*WRITTEN TASK*
Scan the material below for the string "title", and copy every line where it shows up.

───── DATASET CONTENT

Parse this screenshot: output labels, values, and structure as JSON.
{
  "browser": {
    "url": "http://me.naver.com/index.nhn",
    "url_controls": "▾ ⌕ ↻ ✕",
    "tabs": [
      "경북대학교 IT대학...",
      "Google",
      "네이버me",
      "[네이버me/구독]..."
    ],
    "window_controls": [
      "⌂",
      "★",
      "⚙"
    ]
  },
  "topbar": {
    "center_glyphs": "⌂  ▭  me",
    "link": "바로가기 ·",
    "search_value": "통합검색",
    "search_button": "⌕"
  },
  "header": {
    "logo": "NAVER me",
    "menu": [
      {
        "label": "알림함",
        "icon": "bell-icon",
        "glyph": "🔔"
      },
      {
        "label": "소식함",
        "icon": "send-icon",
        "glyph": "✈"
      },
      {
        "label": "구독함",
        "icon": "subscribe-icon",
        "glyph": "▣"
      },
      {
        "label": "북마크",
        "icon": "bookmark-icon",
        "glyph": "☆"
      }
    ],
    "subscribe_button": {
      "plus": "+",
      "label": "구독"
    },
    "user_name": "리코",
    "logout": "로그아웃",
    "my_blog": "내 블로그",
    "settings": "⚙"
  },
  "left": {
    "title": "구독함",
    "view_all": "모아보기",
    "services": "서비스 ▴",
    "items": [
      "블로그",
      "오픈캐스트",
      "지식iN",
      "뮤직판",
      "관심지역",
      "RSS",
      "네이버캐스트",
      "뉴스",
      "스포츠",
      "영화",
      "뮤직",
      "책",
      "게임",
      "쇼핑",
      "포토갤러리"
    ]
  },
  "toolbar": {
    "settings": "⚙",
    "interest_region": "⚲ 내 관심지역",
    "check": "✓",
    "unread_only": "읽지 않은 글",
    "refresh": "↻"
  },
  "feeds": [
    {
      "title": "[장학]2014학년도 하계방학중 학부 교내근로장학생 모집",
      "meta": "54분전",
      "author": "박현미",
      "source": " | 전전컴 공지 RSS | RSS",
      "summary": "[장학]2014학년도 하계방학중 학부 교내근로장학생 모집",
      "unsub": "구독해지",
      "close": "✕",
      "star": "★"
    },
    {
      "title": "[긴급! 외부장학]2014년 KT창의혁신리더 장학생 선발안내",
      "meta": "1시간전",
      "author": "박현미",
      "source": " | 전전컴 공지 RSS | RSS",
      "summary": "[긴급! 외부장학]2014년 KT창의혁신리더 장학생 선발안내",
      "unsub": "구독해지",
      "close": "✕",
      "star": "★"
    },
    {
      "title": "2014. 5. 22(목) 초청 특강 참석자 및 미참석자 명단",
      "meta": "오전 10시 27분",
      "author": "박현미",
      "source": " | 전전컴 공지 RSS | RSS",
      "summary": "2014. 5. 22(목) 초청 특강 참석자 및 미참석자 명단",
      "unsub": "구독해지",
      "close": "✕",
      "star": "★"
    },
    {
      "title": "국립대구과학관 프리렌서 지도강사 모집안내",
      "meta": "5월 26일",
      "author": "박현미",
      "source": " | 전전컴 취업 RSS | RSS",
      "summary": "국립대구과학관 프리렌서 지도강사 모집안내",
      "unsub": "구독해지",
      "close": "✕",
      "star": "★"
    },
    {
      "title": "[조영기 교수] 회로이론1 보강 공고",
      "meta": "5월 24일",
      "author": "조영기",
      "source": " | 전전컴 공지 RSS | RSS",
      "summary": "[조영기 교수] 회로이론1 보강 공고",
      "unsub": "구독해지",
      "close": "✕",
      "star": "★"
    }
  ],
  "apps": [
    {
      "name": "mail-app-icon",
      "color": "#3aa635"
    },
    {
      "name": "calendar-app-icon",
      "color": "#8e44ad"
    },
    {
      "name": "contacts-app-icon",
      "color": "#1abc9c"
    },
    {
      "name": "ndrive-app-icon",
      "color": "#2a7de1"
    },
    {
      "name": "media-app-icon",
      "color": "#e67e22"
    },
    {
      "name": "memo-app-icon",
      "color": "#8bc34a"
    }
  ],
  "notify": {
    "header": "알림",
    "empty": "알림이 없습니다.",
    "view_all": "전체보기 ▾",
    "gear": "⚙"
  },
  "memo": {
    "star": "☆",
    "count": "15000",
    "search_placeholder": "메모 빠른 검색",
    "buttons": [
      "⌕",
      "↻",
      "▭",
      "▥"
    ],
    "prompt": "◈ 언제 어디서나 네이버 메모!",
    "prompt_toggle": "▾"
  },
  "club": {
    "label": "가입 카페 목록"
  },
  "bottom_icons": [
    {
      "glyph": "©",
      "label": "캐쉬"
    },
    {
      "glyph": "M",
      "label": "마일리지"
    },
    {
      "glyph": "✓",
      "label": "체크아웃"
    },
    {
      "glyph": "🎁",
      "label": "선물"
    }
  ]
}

──────────

*ANSWER IN FULL*
    "title": "구독함",
      "title": "[장학]2014학년도 하계방학중 학부 교내근로장학생 모집",
      "title": "[긴급! 외부장학]2014년 KT창의혁신리더 장학생 선발안내",
      "title": "2014. 5. 22(목) 초청 특강 참석자 및 미참석자 명단",
      "title": "국립대구과학관 프리렌서 지도강사 모집안내",
      "title": "[조영기 교수] 회로이론1 보강 공고",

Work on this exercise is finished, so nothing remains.